● **Tâche A**
Dans l'interview, de quel club Alain Bénédet est-il désormais l'entraîneur principal ?

○ ○ ○ ○ ○ ○ ○

InterviewG4E. Alain Benedet : « On sent que depuis qu’il y a eu des repreneurs, qu’on ne sait pas trop où le club va »
Alain Bénédet est surtout connu en Gironde pour avoir été l’adjoint de Francis Gillot aux Girondins de Bordeaux pendant trois saisons. Mais avant de devenir coach, Alain fut également joueur professionnel à Toulon, Saint-Etienne, Nîmes, Le Havre ou encore… Metz, le prochain adversaire du club au scapulaire. Il fut ensuite directeur du pôle espoir de Castelmaurou pendant plusieurs années, avant d’être appelé dans un staff professionnel. C’est de là que tout commença. Désormais et depuis le début de la saison, il endosse une nouvelle fonction, celle de numéro 1 à Blagnac. Pour Girondins4Ever, Alain Bénédet a accepté de répondre à de nombreux sujets en rapport avec le FCGB, dont son aventure de trois ans au club, et le regard qu’il porte aujourd’hui sur les Girondins. Interview.
Avant de commencer, nous allons prendre des nouvelles. Depuis que vous êtes entraîneur, vous avez connu des clubs de Ligue 1 en tant qu’adjoint. Aujourd’hui, vous êtes engagé avec le club de Blagnac, qui évolue en National 3, en tant qu’entraîneur principal. Est-ce que ce poste d’entraîneur principal vous correspond mieux que celui d’adjoint ?

○ ○ ○ ○ ○ ○ ○

● **Tâche B**
Modifiez le listing depuis sa toute première ligne jusqu'à la ligne contenant « svg-text:43.97: 43.97 [489, 87, 498, 91] », celle-ci comprise, en remplaçant « Embarkation » par « Embarquement » sans rien changer d'autre. Ne redonnez que ces lignes.

● **Le listing**
○ ○ ○ ○ ○ ○ ○

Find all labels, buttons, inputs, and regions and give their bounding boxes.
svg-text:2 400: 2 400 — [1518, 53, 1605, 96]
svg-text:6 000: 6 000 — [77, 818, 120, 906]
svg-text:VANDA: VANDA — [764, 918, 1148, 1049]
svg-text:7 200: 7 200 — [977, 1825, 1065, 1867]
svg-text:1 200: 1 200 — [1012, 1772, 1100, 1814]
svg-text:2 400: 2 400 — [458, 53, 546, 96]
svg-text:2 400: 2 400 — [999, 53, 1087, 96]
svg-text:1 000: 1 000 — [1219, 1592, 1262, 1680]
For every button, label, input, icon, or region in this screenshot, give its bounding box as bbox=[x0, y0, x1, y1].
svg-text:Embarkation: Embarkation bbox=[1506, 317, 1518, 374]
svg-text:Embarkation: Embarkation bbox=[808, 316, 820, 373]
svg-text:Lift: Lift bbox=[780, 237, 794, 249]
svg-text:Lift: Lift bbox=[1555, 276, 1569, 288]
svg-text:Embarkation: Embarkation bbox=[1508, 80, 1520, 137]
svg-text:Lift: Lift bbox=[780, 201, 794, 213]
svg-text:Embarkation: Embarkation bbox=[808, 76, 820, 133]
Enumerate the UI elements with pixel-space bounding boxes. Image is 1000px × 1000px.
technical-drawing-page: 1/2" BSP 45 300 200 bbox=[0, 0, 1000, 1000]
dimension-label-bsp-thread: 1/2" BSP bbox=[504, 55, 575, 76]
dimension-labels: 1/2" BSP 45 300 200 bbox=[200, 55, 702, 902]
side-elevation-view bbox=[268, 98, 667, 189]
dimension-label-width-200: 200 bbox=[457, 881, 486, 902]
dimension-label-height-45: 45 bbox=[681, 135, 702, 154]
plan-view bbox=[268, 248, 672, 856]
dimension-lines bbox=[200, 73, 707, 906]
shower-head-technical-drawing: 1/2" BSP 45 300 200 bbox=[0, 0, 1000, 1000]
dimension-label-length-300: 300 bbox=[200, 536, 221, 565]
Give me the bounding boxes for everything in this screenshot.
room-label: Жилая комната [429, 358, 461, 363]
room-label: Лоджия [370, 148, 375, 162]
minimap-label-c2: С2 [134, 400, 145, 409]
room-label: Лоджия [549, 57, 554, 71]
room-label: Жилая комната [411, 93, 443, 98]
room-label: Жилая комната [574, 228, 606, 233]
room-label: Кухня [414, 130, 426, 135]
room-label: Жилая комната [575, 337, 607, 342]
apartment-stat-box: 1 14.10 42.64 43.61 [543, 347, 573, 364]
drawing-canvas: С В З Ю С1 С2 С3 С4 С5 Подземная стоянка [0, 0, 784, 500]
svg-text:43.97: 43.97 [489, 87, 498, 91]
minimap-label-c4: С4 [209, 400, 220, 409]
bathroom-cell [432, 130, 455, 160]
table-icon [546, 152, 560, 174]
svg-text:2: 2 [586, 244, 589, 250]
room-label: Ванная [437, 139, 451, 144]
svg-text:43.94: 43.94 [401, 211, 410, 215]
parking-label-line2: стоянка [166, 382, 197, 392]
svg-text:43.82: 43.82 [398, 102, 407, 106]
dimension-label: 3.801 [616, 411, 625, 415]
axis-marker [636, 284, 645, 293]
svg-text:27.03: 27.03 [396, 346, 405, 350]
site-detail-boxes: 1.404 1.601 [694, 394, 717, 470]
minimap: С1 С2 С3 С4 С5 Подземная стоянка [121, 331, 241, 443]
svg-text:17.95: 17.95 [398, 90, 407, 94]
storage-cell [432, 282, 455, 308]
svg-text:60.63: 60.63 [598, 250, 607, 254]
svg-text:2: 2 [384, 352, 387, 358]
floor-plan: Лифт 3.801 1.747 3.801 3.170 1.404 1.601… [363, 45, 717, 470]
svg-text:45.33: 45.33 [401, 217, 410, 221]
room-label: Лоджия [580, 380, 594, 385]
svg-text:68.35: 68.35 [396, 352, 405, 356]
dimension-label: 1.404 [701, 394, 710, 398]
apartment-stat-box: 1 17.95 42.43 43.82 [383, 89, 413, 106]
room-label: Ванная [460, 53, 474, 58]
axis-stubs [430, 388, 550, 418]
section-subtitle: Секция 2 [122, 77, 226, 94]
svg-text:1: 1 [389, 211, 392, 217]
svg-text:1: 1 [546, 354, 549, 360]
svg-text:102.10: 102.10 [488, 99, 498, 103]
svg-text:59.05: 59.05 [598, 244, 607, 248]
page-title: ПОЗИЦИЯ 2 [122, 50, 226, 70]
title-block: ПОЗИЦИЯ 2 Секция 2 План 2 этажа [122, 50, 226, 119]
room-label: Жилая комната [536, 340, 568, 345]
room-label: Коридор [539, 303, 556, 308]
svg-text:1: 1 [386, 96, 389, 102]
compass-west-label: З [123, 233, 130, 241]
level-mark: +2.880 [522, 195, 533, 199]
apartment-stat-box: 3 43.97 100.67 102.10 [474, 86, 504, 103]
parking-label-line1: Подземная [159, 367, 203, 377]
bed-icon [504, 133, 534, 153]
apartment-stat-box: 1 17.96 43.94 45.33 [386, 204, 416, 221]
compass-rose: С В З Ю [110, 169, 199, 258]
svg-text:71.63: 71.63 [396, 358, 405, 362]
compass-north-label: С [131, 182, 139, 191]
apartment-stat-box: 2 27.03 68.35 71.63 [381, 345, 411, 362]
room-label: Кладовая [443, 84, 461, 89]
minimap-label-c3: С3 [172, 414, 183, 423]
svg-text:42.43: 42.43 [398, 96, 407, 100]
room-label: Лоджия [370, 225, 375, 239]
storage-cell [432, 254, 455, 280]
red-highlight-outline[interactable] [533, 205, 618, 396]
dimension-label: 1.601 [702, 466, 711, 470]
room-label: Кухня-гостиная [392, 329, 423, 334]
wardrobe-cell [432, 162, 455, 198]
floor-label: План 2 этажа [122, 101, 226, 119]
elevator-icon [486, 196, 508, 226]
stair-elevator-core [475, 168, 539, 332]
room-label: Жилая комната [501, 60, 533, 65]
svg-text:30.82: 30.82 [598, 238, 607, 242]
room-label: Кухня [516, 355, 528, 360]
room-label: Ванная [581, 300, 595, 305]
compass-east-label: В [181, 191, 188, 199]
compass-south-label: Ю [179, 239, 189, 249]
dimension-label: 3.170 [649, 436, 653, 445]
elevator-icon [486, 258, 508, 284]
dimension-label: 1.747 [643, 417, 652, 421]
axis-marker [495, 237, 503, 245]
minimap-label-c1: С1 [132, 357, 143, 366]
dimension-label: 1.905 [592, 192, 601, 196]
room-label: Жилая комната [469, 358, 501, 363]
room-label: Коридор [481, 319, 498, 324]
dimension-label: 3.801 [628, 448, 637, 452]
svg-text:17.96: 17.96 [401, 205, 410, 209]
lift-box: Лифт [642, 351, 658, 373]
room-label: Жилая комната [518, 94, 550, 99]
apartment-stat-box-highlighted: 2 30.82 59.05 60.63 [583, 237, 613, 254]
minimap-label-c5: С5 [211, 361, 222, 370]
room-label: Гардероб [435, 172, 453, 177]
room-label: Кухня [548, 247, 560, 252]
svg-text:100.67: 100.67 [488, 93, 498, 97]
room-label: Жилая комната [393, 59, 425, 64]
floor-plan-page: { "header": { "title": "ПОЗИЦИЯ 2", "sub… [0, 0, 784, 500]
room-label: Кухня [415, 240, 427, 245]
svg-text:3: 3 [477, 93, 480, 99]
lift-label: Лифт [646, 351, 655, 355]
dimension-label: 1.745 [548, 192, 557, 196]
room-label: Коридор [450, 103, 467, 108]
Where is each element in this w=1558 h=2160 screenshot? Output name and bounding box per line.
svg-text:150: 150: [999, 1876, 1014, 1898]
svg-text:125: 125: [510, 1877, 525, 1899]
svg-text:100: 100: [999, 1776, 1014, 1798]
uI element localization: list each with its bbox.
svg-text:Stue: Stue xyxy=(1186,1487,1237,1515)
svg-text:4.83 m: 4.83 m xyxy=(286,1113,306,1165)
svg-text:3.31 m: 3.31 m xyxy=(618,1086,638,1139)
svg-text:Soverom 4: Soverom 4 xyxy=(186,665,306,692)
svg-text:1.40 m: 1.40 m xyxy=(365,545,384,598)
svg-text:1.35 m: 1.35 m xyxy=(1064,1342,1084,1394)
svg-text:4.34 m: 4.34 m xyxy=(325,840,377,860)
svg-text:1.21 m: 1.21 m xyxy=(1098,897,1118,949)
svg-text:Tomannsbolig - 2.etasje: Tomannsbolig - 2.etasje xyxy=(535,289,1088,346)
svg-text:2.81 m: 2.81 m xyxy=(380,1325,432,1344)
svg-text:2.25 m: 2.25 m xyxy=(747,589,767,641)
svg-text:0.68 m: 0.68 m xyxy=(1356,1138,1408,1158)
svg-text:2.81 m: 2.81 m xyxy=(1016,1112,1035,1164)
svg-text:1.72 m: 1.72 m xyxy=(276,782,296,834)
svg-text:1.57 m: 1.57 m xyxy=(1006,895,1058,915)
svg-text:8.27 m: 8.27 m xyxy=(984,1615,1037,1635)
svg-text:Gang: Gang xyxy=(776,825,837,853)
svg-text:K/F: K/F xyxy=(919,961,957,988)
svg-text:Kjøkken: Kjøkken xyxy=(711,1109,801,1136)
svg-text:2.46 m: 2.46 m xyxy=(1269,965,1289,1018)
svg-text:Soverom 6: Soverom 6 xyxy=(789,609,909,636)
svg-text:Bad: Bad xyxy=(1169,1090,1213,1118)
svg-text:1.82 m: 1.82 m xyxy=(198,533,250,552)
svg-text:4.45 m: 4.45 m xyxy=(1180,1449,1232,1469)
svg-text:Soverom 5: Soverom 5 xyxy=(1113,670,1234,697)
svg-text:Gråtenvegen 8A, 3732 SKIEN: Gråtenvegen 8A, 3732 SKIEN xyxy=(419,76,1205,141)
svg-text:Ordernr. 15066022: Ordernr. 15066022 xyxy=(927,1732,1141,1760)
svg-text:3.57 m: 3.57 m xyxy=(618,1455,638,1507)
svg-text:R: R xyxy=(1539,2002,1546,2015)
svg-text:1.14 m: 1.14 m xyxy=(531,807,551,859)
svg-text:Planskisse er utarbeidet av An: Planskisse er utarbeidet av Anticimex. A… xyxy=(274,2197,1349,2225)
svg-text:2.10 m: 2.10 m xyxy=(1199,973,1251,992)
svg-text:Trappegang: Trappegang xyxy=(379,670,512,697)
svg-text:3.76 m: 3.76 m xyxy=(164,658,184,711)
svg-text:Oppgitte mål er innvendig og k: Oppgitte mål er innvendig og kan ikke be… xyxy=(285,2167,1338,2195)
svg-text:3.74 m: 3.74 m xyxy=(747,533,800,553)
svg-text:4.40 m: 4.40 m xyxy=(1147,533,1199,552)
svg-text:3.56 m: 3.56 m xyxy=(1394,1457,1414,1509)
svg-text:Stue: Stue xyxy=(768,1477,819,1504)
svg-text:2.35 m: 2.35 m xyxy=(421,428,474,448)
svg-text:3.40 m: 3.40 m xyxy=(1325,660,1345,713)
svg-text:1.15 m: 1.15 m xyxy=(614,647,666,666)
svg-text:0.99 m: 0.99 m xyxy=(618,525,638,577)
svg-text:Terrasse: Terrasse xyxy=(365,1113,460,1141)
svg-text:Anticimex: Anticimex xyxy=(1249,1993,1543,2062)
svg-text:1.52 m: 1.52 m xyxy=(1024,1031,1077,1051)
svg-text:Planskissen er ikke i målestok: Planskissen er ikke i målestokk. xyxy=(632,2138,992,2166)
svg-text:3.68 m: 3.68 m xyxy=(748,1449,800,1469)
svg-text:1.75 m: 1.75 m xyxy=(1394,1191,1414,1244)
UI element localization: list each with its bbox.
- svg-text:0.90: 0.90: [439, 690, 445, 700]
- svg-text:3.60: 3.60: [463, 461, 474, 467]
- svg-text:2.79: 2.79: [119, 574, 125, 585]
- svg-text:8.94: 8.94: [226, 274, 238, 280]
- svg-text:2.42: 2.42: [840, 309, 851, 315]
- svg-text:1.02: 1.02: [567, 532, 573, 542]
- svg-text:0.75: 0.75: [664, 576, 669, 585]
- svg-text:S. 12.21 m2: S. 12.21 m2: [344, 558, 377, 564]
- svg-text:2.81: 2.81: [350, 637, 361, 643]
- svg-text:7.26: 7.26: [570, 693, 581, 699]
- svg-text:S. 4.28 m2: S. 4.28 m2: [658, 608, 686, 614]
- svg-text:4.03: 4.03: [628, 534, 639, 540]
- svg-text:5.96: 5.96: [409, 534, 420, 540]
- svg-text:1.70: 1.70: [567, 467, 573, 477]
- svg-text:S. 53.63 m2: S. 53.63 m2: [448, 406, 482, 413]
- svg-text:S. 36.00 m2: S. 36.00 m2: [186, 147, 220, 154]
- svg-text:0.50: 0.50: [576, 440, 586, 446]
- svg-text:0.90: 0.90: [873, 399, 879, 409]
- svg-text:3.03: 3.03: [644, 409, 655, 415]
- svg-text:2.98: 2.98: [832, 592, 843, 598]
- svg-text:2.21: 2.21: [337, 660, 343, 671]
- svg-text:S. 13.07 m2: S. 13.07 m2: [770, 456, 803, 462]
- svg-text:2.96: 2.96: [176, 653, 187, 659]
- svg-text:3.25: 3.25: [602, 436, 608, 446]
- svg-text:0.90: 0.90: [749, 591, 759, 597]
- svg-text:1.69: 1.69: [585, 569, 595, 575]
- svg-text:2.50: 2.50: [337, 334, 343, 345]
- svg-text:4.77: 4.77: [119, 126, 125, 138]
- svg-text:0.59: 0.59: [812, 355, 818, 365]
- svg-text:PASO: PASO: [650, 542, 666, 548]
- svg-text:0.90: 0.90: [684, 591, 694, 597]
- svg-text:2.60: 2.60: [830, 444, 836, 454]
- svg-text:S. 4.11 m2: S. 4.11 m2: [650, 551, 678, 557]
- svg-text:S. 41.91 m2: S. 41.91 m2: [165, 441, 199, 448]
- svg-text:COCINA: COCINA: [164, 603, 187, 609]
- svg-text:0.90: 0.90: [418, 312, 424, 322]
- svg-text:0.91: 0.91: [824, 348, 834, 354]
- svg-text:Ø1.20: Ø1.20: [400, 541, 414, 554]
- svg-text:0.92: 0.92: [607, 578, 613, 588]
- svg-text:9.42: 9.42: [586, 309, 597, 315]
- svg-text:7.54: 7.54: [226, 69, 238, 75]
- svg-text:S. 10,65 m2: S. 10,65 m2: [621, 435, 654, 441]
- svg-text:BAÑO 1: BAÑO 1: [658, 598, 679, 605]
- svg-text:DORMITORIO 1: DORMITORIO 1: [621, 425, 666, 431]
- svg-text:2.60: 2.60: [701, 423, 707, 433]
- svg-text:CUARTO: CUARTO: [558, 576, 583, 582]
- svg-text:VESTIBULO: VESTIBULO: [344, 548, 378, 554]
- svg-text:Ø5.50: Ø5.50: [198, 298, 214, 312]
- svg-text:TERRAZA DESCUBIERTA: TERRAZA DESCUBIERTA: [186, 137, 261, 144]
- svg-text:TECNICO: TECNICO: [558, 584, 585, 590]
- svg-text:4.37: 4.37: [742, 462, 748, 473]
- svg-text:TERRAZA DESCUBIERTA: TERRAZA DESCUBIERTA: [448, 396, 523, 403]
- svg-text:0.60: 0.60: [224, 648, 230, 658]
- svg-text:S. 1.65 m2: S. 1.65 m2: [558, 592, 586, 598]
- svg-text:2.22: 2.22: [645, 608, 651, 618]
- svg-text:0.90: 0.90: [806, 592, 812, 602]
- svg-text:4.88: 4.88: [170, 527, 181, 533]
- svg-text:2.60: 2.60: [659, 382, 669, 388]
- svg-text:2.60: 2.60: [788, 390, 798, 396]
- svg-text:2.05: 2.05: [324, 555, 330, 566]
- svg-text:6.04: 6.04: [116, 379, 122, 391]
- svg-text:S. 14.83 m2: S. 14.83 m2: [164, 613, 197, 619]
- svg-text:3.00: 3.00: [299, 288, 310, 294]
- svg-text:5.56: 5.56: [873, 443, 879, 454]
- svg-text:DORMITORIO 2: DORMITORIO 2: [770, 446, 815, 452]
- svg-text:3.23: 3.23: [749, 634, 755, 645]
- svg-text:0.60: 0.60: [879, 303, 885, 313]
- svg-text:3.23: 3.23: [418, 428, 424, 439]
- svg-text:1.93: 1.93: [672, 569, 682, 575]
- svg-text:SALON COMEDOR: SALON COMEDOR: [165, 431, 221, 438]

○ ○ ○ ○ ○ ○ ○

● **Résultat A**
Blagnac.

● **Résultat B**
Find all labels, buttons, inputs, and regions and give their bounding boxes.
svg-text:2 400: 2 400 — [1518, 53, 1605, 96]
svg-text:6 000: 6 000 — [77, 818, 120, 906]
svg-text:VANDA: VANDA — [764, 918, 1148, 1049]
svg-text:7 200: 7 200 — [977, 1825, 1065, 1867]
svg-text:1 200: 1 200 — [1012, 1772, 1100, 1814]
svg-text:2 400: 2 400 — [458, 53, 546, 96]
svg-text:2 400: 2 400 — [999, 53, 1087, 96]
svg-text:1 000: 1 000 — [1219, 1592, 1262, 1680]
For every button, label, input, icon, or region in this screenshot, give its bounding box as bbox=[x0, y0, x1, y1].
svg-text:Embarquement: Embarquement bbox=[1506, 317, 1518, 374]
svg-text:Embarquement: Embarquement bbox=[808, 316, 820, 373]
svg-text:Lift: Lift bbox=[780, 237, 794, 249]
svg-text:Lift: Lift bbox=[1555, 276, 1569, 288]
svg-text:Embarquement: Embarquement bbox=[1508, 80, 1520, 137]
svg-text:Lift: Lift bbox=[780, 201, 794, 213]
svg-text:Embarquement: Embarquement bbox=[808, 76, 820, 133]
Enumerate the UI elements with pixel-space bounding boxes. Image is 1000px × 1000px.
technical-drawing-page: 1/2" BSP 45 300 200 bbox=[0, 0, 1000, 1000]
dimension-label-bsp-thread: 1/2" BSP bbox=[504, 55, 575, 76]
dimension-labels: 1/2" BSP 45 300 200 bbox=[200, 55, 702, 902]
side-elevation-view bbox=[268, 98, 667, 189]
dimension-label-width-200: 200 bbox=[457, 881, 486, 902]
dimension-label-height-45: 45 bbox=[681, 135, 702, 154]
plan-view bbox=[268, 248, 672, 856]
dimension-lines bbox=[200, 73, 707, 906]
shower-head-technical-drawing: 1/2" BSP 45 300 200 bbox=[0, 0, 1000, 1000]
dimension-label-length-300: 300 bbox=[200, 536, 221, 565]
Give me the bounding boxes for everything in this screenshot.
room-label: Жилая комната [429, 358, 461, 363]
room-label: Лоджия [370, 148, 375, 162]
minimap-label-c2: С2 [134, 400, 145, 409]
room-label: Лоджия [549, 57, 554, 71]
room-label: Жилая комната [411, 93, 443, 98]
room-label: Жилая комната [574, 228, 606, 233]
room-label: Кухня [414, 130, 426, 135]
room-label: Жилая комната [575, 337, 607, 342]
apartment-stat-box: 1 14.10 42.64 43.61 [543, 347, 573, 364]
drawing-canvas: С В З Ю С1 С2 С3 С4 С5 Подземная стоянка [0, 0, 784, 500]
svg-text:43.97: 43.97 [489, 87, 498, 91]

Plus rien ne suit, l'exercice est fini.